───── Raw data ─────
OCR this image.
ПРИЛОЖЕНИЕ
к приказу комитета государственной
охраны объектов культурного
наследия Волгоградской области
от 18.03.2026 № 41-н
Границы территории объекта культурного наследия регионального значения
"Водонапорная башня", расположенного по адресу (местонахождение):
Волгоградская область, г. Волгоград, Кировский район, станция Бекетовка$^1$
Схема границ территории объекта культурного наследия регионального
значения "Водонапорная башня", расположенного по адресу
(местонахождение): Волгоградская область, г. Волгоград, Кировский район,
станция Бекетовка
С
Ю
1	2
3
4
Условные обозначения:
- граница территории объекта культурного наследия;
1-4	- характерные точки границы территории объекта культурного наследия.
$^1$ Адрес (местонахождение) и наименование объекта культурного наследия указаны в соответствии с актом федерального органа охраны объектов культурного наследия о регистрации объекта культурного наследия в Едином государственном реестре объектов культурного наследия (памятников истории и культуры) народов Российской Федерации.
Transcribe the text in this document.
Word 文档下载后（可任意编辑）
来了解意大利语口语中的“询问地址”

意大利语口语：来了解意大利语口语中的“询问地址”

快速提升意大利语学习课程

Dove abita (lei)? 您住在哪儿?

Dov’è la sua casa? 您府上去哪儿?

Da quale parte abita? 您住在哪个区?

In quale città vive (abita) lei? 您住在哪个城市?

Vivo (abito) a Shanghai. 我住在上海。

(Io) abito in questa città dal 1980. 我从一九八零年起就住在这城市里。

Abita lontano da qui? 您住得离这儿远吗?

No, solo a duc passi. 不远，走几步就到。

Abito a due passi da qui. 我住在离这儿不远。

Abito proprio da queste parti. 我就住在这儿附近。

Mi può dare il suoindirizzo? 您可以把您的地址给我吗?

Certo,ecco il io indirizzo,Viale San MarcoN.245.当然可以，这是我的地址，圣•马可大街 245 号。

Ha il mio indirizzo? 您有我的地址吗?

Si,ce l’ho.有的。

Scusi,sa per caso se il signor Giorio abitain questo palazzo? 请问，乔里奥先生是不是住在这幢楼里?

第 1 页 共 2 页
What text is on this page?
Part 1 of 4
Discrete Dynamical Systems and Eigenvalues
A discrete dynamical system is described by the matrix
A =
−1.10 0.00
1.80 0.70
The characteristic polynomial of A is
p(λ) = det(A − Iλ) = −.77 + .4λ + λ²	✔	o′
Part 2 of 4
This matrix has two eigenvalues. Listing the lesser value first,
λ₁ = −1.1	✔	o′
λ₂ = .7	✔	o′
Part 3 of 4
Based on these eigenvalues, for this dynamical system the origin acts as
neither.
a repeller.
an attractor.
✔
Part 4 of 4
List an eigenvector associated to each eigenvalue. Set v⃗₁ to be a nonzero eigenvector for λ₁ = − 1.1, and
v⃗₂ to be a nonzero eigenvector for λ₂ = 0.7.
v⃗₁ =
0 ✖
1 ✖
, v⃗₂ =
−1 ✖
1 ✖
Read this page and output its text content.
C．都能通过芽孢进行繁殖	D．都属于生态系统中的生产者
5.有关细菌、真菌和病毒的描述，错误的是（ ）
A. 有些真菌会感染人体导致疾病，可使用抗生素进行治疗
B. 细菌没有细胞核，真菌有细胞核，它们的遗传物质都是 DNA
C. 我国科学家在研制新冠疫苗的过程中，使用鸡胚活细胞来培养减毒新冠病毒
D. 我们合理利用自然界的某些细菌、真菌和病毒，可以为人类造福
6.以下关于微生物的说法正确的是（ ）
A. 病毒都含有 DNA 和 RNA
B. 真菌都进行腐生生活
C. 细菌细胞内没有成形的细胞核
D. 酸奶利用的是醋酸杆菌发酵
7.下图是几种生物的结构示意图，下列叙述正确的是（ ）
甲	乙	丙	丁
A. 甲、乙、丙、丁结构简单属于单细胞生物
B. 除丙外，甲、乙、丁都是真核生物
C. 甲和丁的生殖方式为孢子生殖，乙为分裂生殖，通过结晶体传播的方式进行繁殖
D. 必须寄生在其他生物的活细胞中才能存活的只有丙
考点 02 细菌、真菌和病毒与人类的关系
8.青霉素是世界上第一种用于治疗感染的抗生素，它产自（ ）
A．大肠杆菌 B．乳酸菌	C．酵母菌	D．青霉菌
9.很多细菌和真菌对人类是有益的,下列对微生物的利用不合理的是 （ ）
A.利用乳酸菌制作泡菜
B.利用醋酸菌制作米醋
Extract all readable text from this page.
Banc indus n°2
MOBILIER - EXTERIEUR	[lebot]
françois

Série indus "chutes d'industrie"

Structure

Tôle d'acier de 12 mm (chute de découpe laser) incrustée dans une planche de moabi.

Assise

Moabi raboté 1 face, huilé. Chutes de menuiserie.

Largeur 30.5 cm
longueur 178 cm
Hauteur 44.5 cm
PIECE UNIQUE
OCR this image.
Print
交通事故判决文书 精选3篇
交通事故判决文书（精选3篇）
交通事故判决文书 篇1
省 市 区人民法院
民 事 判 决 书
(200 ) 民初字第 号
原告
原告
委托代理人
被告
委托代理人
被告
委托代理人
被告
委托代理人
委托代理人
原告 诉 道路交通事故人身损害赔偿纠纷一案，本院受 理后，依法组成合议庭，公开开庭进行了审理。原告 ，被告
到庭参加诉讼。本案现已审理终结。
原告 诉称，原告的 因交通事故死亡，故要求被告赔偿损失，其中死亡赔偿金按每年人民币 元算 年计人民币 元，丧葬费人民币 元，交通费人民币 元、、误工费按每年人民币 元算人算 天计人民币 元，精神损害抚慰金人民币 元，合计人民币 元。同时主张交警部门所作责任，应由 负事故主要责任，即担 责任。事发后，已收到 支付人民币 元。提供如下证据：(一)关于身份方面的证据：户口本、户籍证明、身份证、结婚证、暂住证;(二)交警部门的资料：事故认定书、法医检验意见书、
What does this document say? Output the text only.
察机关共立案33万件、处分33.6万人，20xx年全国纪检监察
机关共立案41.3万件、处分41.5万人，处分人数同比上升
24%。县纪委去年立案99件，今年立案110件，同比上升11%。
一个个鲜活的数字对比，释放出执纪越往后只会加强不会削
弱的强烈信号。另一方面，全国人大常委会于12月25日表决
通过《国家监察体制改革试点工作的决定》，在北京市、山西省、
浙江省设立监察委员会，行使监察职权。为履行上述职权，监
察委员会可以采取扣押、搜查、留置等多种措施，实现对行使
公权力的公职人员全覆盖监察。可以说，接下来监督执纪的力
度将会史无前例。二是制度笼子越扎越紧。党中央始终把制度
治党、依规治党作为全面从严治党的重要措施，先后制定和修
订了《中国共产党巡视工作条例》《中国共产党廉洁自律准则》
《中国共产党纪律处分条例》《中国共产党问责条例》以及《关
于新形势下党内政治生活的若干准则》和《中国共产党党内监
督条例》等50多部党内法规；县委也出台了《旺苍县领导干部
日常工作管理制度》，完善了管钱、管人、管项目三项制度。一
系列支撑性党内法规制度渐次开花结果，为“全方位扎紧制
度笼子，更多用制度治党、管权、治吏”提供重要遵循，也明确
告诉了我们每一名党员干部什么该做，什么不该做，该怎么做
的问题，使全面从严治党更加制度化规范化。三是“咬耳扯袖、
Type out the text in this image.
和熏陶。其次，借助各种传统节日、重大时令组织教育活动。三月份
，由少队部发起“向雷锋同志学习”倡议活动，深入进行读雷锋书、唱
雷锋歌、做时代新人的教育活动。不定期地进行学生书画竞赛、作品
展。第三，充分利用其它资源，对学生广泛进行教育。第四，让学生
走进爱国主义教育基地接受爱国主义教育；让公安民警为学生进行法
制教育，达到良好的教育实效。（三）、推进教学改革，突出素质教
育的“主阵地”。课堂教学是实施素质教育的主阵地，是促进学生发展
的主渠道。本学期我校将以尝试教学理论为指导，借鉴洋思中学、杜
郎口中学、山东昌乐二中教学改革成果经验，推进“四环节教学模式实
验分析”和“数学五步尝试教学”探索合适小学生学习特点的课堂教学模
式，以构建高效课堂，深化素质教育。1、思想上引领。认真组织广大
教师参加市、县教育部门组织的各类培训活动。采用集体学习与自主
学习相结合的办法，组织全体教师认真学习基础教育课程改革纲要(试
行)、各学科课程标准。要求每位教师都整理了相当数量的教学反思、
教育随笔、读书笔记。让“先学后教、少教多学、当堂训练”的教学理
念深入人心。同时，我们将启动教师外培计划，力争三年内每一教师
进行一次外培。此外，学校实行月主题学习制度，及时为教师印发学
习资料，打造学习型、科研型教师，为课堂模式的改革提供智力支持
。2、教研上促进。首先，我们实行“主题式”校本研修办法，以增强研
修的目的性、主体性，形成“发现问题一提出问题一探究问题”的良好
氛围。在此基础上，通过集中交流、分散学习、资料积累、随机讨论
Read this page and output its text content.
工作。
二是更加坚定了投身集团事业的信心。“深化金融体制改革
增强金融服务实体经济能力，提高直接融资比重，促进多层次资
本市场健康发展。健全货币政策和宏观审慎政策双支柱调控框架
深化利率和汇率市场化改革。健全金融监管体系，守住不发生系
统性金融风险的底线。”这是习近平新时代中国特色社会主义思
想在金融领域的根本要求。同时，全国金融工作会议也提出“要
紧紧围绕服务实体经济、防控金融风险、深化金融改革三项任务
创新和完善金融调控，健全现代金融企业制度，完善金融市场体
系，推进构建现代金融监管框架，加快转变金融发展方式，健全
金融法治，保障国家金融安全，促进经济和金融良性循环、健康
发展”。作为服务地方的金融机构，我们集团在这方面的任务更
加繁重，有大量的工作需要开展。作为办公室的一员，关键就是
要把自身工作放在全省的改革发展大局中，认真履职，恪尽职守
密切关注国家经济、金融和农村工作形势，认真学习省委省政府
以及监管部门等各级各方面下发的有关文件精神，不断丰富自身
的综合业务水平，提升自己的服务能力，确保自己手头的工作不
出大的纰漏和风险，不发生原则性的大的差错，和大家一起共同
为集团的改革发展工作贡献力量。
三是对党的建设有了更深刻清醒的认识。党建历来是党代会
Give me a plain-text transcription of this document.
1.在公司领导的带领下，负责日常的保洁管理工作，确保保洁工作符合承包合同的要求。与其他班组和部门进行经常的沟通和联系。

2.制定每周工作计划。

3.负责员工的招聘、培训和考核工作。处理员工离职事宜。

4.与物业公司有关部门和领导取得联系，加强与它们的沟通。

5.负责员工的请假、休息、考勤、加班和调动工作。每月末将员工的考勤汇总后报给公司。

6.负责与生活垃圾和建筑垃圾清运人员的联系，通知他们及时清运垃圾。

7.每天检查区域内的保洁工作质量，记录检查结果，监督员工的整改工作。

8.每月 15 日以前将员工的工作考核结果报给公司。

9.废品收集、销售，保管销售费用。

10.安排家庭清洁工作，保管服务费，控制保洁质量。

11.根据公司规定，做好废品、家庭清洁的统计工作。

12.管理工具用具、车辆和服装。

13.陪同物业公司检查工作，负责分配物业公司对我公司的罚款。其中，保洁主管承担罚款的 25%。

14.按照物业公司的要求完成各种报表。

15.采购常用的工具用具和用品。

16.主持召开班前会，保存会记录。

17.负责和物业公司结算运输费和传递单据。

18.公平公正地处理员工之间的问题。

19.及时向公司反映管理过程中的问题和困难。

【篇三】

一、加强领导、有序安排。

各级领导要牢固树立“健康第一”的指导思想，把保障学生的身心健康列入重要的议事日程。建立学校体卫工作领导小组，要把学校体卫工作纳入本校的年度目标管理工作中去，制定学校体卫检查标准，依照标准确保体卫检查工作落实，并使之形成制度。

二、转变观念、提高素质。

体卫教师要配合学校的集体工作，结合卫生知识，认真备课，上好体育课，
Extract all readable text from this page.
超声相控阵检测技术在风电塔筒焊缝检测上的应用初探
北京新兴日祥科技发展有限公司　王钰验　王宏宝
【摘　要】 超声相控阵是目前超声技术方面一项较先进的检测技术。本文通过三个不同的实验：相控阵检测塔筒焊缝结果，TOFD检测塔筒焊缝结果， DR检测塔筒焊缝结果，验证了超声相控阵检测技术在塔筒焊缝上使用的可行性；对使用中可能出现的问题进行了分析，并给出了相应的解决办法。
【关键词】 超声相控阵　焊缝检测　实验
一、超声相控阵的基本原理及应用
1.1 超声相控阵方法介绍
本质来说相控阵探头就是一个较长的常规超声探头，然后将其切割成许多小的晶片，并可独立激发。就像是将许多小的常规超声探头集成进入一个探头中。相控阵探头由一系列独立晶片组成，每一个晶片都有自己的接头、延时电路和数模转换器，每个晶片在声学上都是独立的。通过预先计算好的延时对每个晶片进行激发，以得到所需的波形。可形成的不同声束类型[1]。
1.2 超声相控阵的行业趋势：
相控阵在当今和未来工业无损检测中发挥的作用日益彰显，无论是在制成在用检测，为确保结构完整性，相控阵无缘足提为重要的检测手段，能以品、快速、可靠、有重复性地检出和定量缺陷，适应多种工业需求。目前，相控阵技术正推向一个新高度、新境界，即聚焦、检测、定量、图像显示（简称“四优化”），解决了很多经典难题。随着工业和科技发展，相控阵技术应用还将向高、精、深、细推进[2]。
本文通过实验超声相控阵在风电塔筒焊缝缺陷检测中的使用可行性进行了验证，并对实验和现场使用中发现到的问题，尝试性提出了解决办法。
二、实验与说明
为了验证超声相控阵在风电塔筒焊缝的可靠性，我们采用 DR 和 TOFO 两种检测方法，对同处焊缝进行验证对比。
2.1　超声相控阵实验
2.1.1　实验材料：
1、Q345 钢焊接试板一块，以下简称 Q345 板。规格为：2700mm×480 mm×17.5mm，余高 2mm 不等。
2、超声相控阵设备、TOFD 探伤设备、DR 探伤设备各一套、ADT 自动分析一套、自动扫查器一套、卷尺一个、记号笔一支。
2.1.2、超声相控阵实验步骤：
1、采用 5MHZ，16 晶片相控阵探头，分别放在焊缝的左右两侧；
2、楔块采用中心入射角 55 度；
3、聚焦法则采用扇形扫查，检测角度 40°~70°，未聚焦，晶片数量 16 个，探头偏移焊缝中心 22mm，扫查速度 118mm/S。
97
─────
Your task:
Show every line in the entries where the string "nonzero" occurs.

Task solution:
List an eigenvector associated to each eigenvalue. Set v⃗₁ to be a nonzero eigenvector for λ₁ = − 1.1, and
v⃗₂ to be a nonzero eigenvector for λ₂ = 0.7.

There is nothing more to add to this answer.